Problem details: Reply with one number only, the count of lines holding the string "features".

Provided information:
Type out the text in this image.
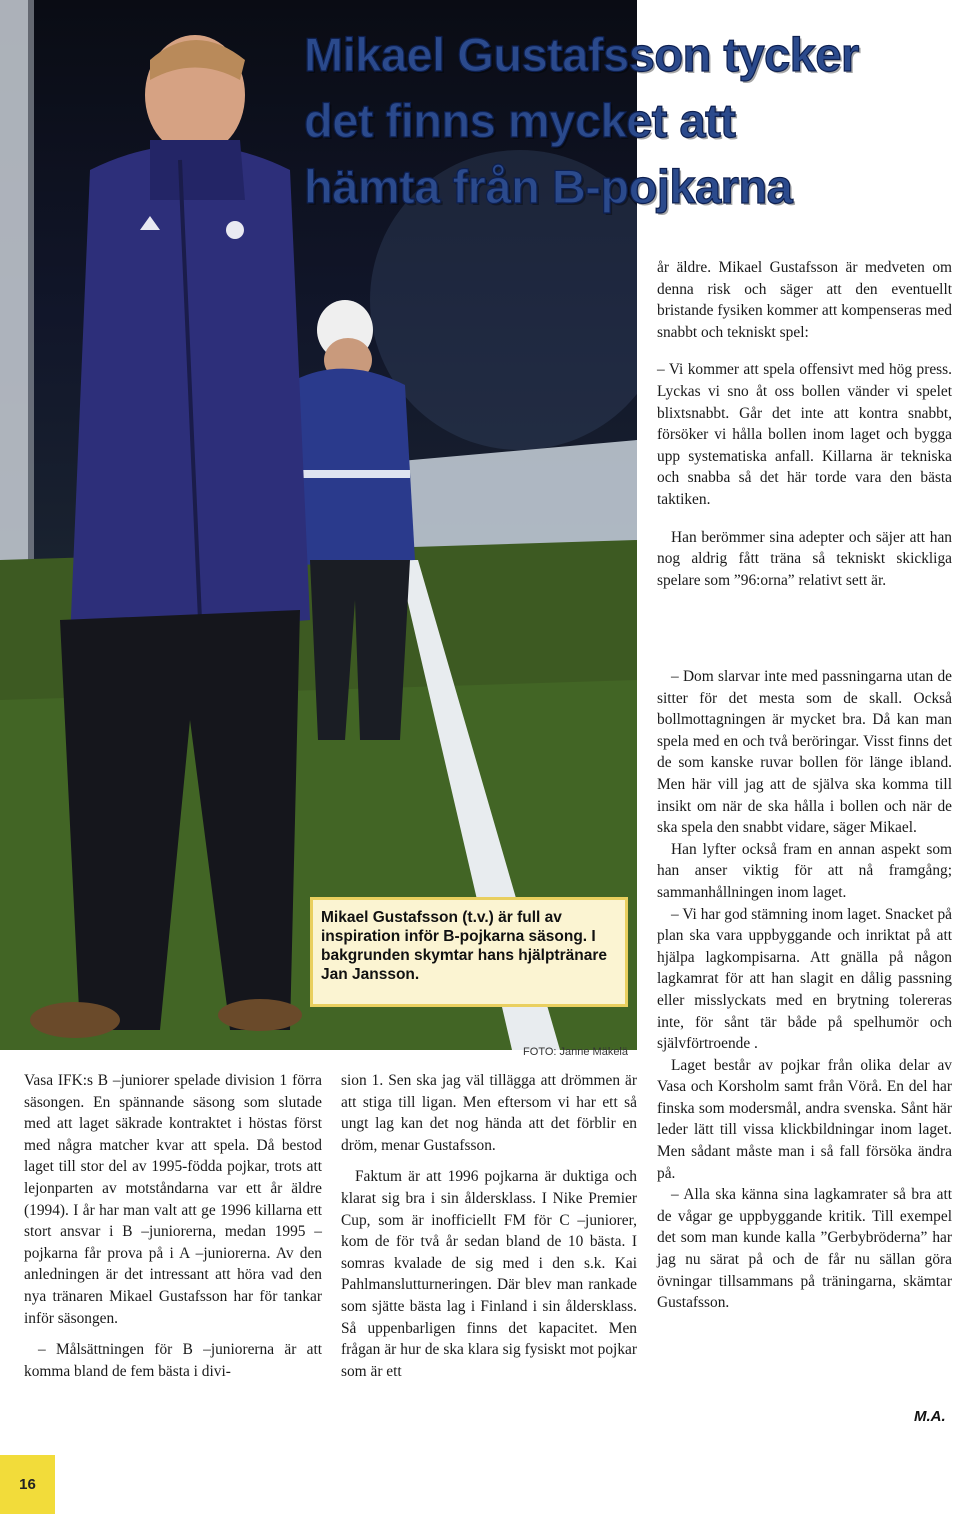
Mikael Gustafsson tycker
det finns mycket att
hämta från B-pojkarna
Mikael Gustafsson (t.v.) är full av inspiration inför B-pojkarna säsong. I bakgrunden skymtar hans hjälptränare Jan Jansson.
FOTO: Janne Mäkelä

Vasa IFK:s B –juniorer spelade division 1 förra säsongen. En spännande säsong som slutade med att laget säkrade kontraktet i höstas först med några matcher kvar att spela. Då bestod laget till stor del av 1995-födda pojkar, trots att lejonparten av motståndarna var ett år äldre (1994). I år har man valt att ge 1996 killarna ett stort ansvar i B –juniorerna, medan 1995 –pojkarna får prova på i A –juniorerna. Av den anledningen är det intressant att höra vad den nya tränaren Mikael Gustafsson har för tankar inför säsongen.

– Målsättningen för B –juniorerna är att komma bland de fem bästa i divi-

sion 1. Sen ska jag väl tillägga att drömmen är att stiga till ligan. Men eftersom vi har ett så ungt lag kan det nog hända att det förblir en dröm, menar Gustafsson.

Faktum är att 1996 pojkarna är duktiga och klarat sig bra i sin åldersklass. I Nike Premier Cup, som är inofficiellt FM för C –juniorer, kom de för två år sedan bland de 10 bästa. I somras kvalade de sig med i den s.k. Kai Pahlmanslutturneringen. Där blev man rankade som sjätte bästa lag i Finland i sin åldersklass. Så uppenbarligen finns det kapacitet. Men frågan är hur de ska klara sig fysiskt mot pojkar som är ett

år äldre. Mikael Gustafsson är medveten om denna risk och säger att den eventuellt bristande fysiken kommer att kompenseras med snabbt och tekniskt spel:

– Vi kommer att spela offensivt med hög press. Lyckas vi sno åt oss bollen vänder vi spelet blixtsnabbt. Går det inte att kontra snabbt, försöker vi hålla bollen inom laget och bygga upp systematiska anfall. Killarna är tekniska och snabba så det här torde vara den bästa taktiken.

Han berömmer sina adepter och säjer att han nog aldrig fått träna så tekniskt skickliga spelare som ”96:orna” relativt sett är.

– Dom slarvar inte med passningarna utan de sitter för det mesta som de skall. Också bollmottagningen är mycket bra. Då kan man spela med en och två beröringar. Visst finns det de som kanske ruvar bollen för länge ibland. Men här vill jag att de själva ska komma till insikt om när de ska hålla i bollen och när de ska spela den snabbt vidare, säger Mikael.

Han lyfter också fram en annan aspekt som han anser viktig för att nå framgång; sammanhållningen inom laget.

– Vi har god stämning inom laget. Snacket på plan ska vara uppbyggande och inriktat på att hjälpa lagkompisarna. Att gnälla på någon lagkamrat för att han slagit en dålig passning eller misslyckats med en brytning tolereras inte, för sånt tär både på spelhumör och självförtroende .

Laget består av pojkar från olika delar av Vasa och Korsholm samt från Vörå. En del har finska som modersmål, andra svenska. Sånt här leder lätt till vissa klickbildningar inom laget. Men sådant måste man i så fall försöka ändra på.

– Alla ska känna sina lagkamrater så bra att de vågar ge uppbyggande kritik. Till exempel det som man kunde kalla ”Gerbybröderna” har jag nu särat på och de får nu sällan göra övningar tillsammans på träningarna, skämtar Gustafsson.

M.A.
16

==

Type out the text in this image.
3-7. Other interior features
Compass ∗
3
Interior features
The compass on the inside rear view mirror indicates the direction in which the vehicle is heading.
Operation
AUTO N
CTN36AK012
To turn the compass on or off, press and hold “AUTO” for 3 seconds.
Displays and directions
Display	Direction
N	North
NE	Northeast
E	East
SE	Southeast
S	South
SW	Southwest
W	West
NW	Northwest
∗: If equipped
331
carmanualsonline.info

Exercise response: 2